**WORK INSTRUCTIONS**
Reproduce all entries precisely as they are written.

════════════════════

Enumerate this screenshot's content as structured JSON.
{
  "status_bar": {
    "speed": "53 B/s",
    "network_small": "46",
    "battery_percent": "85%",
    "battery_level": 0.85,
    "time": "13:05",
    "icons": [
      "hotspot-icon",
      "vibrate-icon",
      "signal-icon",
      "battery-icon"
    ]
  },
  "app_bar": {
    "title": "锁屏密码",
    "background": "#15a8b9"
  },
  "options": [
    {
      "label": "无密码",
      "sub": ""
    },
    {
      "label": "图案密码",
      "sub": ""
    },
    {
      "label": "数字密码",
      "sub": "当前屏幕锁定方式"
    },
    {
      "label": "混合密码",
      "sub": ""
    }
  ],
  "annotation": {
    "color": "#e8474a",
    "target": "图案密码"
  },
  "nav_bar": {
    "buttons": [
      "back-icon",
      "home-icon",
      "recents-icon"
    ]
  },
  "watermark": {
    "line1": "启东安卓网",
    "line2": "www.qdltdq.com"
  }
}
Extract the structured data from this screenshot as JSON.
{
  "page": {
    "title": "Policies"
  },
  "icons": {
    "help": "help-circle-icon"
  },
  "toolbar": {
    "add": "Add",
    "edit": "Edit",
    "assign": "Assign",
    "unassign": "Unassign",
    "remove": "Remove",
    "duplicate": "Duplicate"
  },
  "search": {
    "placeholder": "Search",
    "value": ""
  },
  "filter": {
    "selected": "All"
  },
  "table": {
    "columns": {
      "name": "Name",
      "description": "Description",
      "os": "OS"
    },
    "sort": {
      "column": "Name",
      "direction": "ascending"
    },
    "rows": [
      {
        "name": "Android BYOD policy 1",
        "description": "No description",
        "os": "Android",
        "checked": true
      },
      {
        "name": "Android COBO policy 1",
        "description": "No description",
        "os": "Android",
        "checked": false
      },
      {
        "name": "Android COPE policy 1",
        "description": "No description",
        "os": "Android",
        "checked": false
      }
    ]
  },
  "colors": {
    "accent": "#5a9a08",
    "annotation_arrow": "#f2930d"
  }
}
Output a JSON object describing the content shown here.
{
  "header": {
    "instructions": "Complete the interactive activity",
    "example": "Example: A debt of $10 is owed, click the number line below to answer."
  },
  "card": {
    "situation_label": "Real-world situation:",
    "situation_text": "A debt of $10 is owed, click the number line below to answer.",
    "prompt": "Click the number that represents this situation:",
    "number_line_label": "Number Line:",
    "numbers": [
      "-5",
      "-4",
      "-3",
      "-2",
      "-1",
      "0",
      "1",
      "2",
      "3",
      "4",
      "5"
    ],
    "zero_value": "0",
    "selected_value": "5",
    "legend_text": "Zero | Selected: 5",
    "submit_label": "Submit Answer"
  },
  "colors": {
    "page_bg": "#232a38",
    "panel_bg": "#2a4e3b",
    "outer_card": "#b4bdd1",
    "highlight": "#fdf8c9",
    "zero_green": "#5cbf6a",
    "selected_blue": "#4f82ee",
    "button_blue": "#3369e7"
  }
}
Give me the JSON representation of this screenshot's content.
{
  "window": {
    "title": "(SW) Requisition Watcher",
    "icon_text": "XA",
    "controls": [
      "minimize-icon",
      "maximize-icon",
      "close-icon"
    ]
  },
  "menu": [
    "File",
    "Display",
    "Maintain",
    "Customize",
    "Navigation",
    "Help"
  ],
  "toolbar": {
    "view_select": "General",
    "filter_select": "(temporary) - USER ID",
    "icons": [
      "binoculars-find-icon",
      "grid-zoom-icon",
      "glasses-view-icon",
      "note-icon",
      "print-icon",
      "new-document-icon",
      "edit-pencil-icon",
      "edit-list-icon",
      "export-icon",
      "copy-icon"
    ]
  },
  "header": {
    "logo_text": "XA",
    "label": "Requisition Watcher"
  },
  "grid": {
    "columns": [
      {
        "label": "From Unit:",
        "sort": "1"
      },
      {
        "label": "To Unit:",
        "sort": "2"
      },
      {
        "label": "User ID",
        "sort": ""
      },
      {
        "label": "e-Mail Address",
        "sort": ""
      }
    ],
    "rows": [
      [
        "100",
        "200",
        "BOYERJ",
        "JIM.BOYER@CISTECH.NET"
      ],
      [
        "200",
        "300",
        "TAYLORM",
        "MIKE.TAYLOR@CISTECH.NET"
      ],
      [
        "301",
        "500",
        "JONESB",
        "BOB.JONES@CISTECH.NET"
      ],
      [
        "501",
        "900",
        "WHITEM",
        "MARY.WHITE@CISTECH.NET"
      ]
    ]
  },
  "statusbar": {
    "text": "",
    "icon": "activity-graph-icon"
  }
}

════════════════════

**RESULT FOR THIS TASK**
Enumerate this screenshot's content as structured JSON.
{
  "status_bar": {
    "speed": "53 B/s",
    "network_small": "46",
    "battery_percent": "85%",
    "battery_level": 0.85,
    "time": "13:05",
    "icons": [
      "hotspot-icon",
      "vibrate-icon",
      "signal-icon",
      "battery-icon"
    ]
  },
  "app_bar": {
    "title": "锁屏密码",
    "background": "#15a8b9"
  },
  "options": [
    {
      "label": "无密码",
      "sub": ""
    },
    {
      "label": "图案密码",
      "sub": ""
    },
    {
      "label": "数字密码",
      "sub": "当前屏幕锁定方式"
    },
    {
      "label": "混合密码",
      "sub": ""
    }
  ],
  "annotation": {
    "color": "#e8474a",
    "target": "图案密码"
  },
  "nav_bar": {
    "buttons": [
      "back-icon",
      "home-icon",
      "recents-icon"
    ]
  },
  "watermark": {
    "line1": "启东安卓网",
    "line2": "www.qdltdq.com"
  }
}
Extract the structured data from this screenshot as JSON.
{
  "page": {
    "title": "Policies"
  },
  "icons": {
    "help": "help-circle-icon"
  },
  "toolbar": {
    "add": "Add",
    "edit": "Edit",
    "assign": "Assign",
    "unassign": "Unassign",
    "remove": "Remove",
    "duplicate": "Duplicate"
  },
  "search": {
    "placeholder": "Search",
    "value": ""
  },
  "filter": {
    "selected": "All"
  },
  "table": {
    "columns": {
      "name": "Name",
      "description": "Description",
      "os": "OS"
    },
    "sort": {
      "column": "Name",
      "direction": "ascending"
    },
    "rows": [
      {
        "name": "Android BYOD policy 1",
        "description": "No description",
        "os": "Android",
        "checked": true
      },
      {
        "name": "Android COBO policy 1",
        "description": "No description",
        "os": "Android",
        "checked": false
      },
      {
        "name": "Android COPE policy 1",
        "description": "No description",
        "os": "Android",
        "checked": false
      }
    ]
  },
  "colors": {
    "accent": "#5a9a08",
    "annotation_arrow": "#f2930d"
  }
}
Output a JSON object describing the content shown here.
{
  "header": {
    "instructions": "Complete the interactive activity",
    "example": "Example: A debt of $10 is owed, click the number line below to answer."
  },
  "card": {
    "situation_label": "Real-world situation:",
    "situation_text": "A debt of $10 is owed, click the number line below to answer.",
    "prompt": "Click the number that represents this situation:",
    "number_line_label": "Number Line:",
    "numbers": [
      "-5",
      "-4",
      "-3",
      "-2",
      "-1",
      "0",
      "1",
      "2",
      "3",
      "4",
      "5"
    ],
    "zero_value": "0",
    "selected_value": "5",
    "legend_text": "Zero | Selected: 5",
    "submit_label": "Submit Answer"
  },
  "colors": {
    "page_bg": "#232a38",
    "panel_bg": "#2a4e3b",
    "outer_card": "#b4bdd1",
    "highlight": "#fdf8c9",
    "zero_green": "#5cbf6a",
    "selected_blue": "#4f82ee",
    "button_blue": "#3369e7"
  }
}
Give me the JSON representation of this screenshot's content.
{
  "window": {
    "title": "(SW) Requisition Watcher",
    "icon_text": "XA",
    "controls": [
      "minimize-icon",
      "maximize-icon",
      "close-icon"
    ]
  },
  "menu": [
    "File",
    "Display",
    "Maintain",
    "Customize",
    "Navigation",
    "Help"
  ],
  "toolbar": {
    "view_select": "General",
    "filter_select": "(temporary) - USER ID",
    "icons": [
      "binoculars-find-icon",
      "grid-zoom-icon",
      "glasses-view-icon",
      "note-icon",
      "print-icon",
      "new-document-icon",
      "edit-pencil-icon",
      "edit-list-icon",
      "export-icon",
      "copy-icon"
    ]
  },
  "header": {
    "logo_text": "XA",
    "label": "Requisition Watcher"
  },
  "grid": {
    "columns": [
      {
        "label": "From Unit:",
        "sort": "1"
      },
      {
        "label": "To Unit:",
        "sort": "2"
      },
      {
        "label": "User ID",
        "sort": ""
      },
      {
        "label": "e-Mail Address",
        "sort": ""
      }
    ],
    "rows": [
      [
        "100",
        "200",
        "BOYERJ",
        "JIM.BOYER@CISTECH.NET"
      ],
      [
        "200",
        "300",
        "TAYLORM",
        "MIKE.TAYLOR@CISTECH.NET"
      ],
      [
        "301",
        "500",
        "JONESB",
        "BOB.JONES@CISTECH.NET"
      ],
      [
        "501",
        "900",
        "WHITEM",
        "MARY.WHITE@CISTECH.NET"
      ]
    ]
  },
  "statusbar": {
    "text": "",
    "icon": "activity-graph-icon"
  }
}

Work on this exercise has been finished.